**TASK TO CARRY OUT**
Look through the material and copy each line holding "grant".

**RECORD LIST**
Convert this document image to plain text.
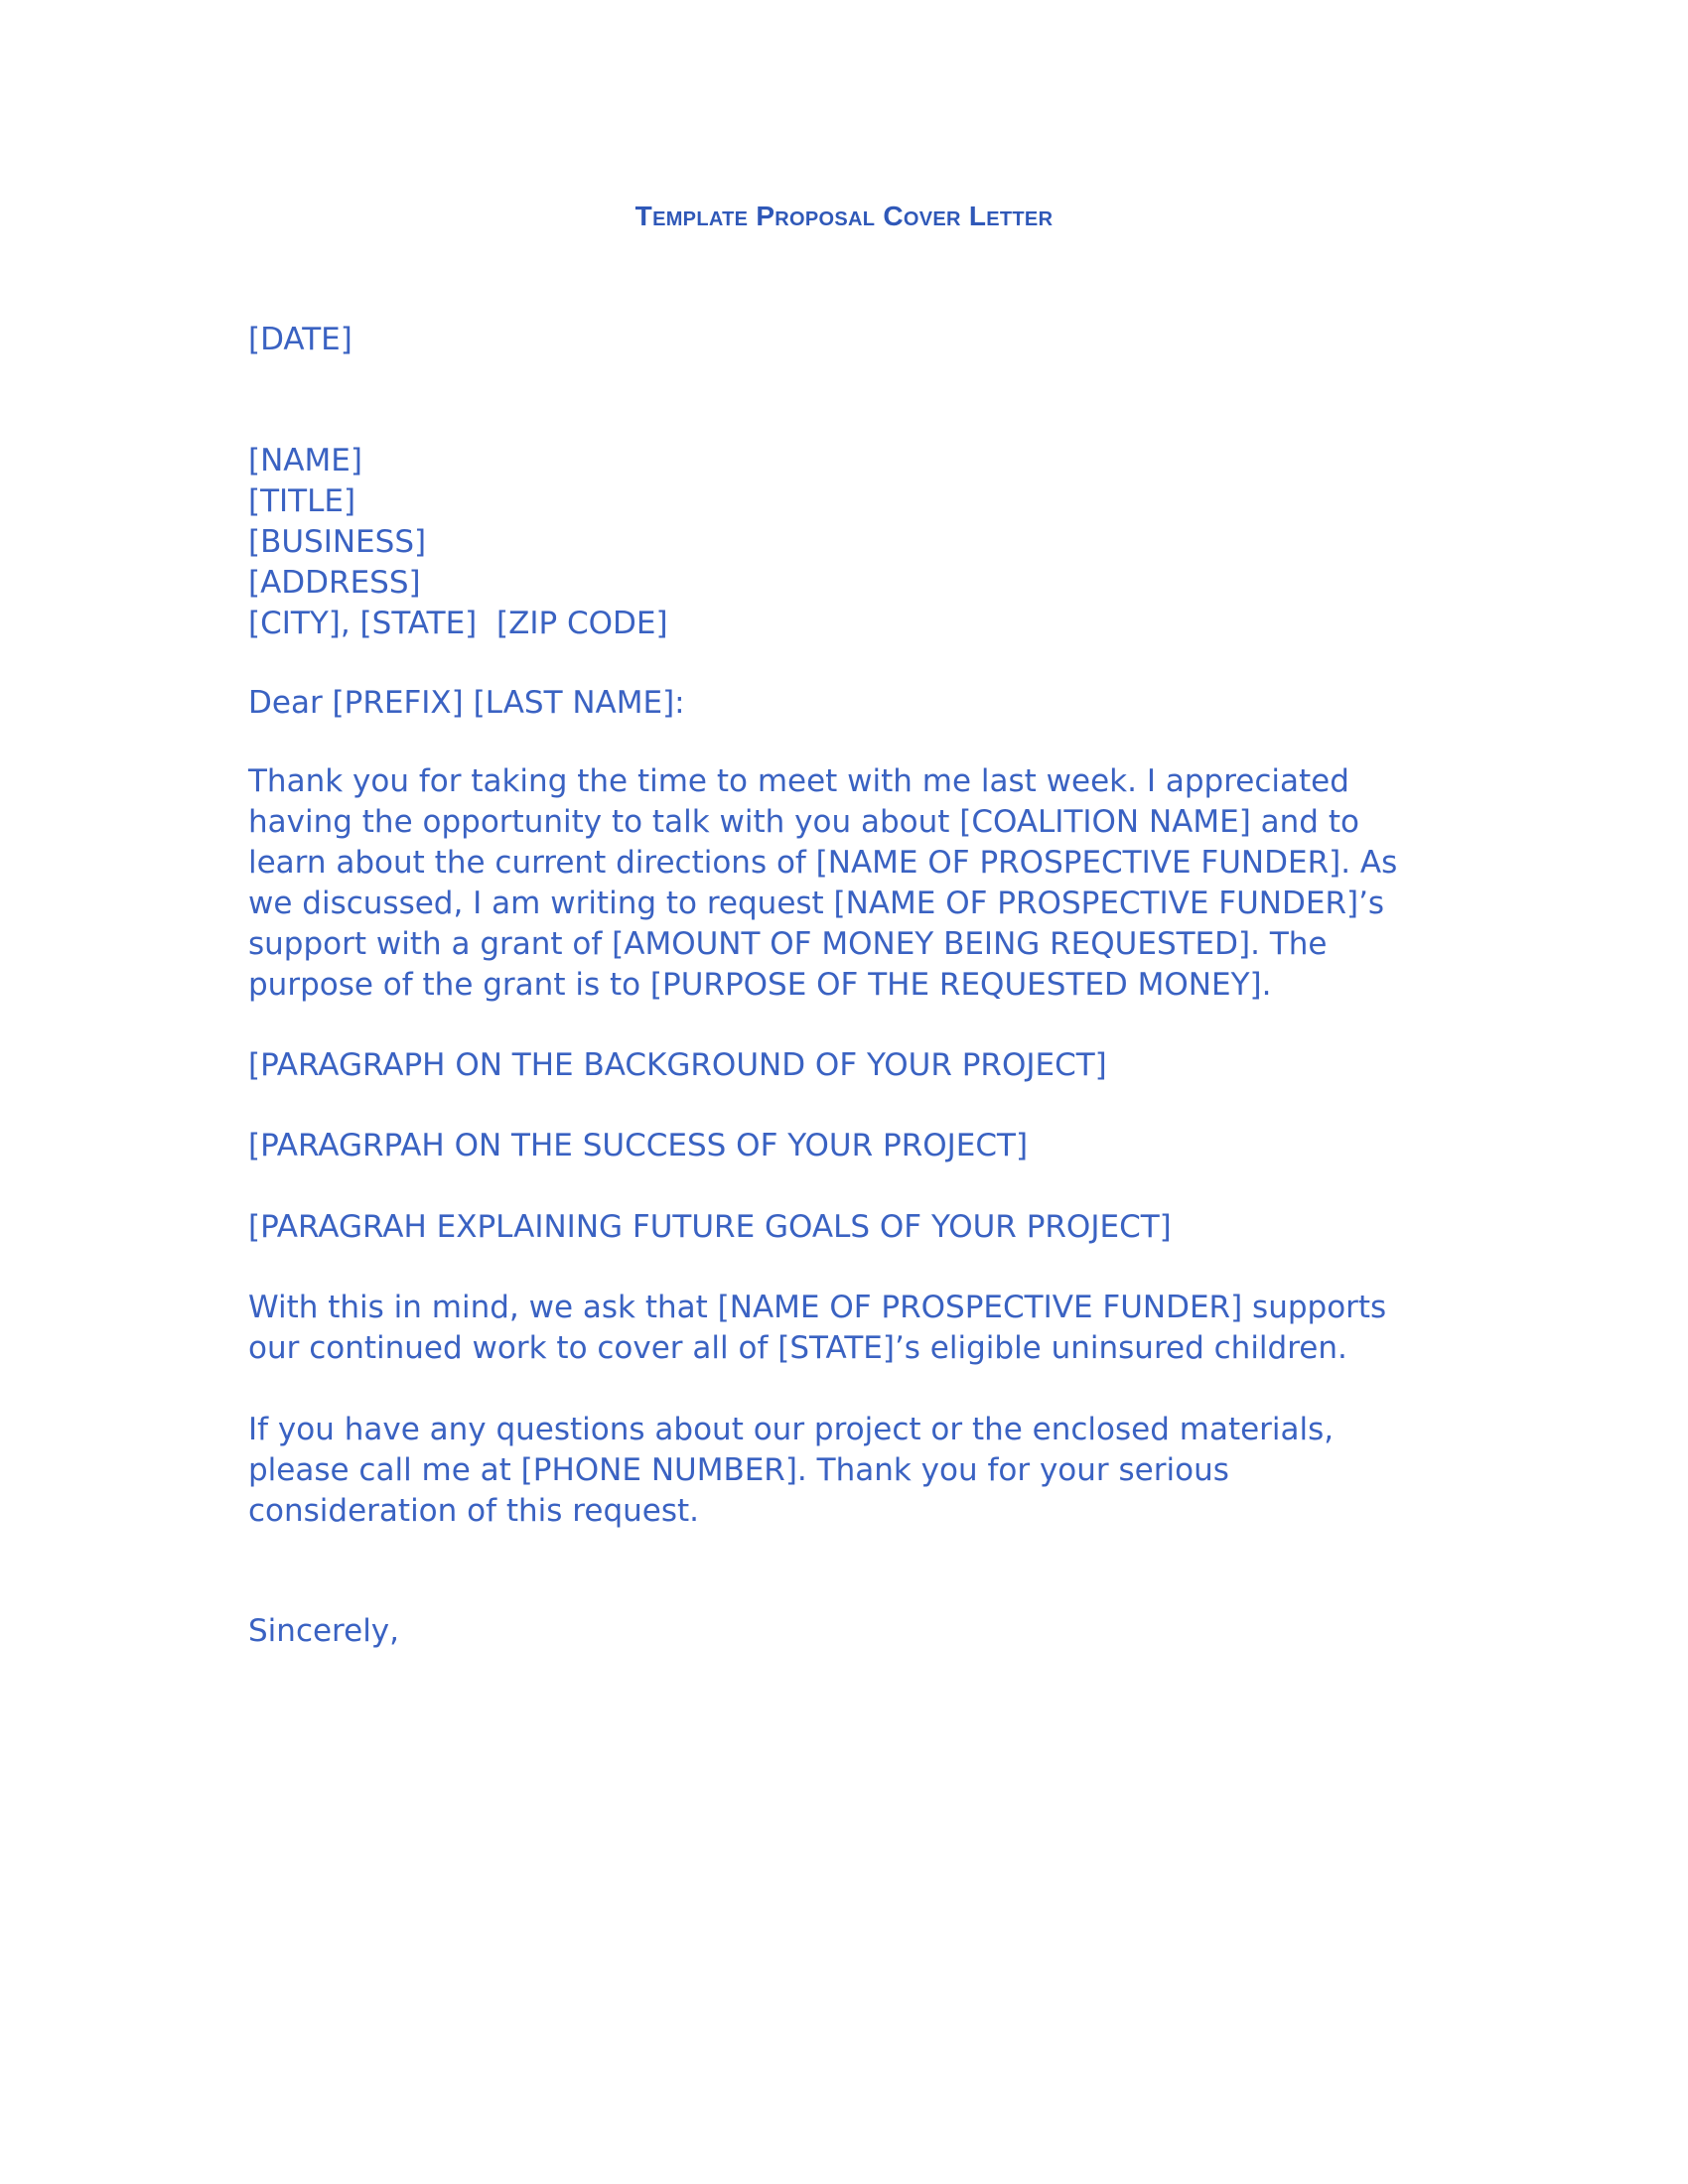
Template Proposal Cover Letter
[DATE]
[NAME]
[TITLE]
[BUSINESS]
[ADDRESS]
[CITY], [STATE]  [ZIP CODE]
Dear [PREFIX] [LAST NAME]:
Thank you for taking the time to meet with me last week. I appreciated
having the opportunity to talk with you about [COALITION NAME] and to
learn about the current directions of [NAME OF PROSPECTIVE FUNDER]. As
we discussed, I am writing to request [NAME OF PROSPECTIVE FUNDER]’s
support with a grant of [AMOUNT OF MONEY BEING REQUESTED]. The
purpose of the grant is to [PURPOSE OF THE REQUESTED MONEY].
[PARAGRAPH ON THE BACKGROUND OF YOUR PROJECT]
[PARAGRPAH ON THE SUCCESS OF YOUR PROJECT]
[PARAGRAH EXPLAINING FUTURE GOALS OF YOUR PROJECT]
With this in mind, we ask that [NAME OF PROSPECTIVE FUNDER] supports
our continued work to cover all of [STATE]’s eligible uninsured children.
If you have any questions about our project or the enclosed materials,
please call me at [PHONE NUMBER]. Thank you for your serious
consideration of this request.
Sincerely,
==
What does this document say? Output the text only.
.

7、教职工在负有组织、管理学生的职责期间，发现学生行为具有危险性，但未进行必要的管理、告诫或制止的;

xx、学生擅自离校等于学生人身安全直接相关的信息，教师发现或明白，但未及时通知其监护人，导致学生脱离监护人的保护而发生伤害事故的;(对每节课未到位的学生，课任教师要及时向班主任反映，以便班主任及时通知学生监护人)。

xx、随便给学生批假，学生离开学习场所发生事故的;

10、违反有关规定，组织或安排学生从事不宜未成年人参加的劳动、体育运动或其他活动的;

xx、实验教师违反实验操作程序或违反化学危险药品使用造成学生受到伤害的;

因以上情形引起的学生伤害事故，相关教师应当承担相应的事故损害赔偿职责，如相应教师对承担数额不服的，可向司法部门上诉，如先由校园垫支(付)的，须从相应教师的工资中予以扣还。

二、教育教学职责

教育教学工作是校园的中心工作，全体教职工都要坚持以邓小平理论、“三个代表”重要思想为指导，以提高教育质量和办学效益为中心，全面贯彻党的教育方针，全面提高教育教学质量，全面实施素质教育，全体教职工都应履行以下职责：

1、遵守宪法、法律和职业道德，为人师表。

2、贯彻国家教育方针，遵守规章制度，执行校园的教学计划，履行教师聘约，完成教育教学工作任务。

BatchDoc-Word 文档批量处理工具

**WORKED SOLUTION**
support with a grant of [AMOUNT OF MONEY BEING REQUESTED]. The
purpose of the grant is to [PURPOSE OF THE REQUESTED MONEY].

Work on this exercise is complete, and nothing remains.